──────── GIVEN ENTRIES ────────

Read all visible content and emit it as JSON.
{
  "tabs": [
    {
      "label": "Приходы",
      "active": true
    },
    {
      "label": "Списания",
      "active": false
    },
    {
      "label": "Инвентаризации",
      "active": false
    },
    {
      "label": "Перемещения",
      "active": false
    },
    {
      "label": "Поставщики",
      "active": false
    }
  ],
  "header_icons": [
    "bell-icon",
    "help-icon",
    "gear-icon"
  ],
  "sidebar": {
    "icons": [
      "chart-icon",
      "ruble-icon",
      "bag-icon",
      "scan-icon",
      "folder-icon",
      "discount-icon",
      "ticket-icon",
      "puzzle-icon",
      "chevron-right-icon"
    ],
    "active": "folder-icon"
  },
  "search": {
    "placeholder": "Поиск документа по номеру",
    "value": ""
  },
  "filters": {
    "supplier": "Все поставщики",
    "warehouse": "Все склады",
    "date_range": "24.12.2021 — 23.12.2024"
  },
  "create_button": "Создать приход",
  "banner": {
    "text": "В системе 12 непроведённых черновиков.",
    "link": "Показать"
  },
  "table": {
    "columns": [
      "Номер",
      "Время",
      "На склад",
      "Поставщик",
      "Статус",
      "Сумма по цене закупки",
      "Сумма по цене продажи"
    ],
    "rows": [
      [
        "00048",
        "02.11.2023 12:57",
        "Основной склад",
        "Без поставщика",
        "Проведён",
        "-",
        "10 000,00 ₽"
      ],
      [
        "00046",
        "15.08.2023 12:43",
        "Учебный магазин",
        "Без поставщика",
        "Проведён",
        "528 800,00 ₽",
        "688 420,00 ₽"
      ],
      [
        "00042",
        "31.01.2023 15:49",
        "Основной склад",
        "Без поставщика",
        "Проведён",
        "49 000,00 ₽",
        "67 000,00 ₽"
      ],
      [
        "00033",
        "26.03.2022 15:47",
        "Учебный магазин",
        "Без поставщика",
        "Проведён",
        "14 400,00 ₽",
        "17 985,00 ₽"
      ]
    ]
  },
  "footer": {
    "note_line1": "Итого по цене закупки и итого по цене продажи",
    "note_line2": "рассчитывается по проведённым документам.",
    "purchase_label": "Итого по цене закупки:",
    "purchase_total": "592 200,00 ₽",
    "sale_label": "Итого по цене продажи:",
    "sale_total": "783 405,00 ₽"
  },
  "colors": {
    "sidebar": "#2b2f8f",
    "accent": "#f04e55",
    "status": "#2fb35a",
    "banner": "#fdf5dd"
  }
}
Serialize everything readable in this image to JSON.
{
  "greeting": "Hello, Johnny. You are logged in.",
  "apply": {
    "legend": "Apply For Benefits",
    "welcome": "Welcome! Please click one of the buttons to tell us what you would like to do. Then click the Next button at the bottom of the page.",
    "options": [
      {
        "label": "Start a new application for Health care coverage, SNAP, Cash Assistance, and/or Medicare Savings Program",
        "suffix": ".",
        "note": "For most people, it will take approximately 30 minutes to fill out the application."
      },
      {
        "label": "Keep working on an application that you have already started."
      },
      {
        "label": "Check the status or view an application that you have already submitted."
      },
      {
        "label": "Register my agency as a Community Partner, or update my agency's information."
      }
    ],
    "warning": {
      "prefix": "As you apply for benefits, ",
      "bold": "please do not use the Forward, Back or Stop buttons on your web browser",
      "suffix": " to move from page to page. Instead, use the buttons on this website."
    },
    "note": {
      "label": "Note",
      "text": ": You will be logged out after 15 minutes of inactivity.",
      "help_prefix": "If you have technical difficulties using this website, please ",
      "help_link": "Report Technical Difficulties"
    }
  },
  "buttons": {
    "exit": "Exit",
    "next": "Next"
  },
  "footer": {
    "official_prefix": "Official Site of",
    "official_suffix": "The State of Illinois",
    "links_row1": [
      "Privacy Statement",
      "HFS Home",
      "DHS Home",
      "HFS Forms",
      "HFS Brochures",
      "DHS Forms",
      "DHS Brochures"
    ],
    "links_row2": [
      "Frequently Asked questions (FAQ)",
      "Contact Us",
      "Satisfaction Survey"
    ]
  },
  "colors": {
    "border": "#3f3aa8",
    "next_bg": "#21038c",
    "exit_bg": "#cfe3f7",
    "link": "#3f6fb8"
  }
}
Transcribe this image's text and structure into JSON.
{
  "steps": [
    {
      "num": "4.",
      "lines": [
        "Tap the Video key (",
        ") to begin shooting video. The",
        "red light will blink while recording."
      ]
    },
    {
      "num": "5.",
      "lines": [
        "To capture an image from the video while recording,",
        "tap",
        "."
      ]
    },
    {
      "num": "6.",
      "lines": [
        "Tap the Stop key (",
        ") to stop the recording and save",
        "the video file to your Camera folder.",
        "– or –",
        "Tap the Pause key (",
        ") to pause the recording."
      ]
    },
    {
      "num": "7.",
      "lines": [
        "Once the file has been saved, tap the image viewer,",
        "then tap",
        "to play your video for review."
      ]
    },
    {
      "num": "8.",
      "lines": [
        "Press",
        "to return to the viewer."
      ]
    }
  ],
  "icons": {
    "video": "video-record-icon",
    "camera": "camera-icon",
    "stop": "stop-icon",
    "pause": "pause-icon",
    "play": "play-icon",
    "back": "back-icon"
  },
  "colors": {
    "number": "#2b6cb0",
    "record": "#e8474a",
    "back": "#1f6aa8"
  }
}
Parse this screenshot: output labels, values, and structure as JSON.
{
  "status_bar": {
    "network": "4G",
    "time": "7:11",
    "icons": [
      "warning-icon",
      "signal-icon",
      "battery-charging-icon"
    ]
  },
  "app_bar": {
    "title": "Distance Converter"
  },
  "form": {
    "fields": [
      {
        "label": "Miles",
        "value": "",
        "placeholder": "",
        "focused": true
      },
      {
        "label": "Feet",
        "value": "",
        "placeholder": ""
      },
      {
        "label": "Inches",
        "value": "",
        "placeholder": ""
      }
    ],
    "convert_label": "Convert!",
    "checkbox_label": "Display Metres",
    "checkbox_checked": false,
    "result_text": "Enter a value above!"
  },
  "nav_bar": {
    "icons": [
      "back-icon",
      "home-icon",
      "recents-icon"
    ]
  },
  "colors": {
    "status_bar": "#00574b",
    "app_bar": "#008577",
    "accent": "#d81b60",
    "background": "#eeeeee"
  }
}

────────

◆ REQUIRED TASK
Take every line from the data above that holds "your" and copy it out.

◆ EXPECTED OUTPUT
      "bold": "please do not use the Forward, Back or Stop buttons on your web browser",
        "the video file to your Camera folder.",
        "to play your video for review."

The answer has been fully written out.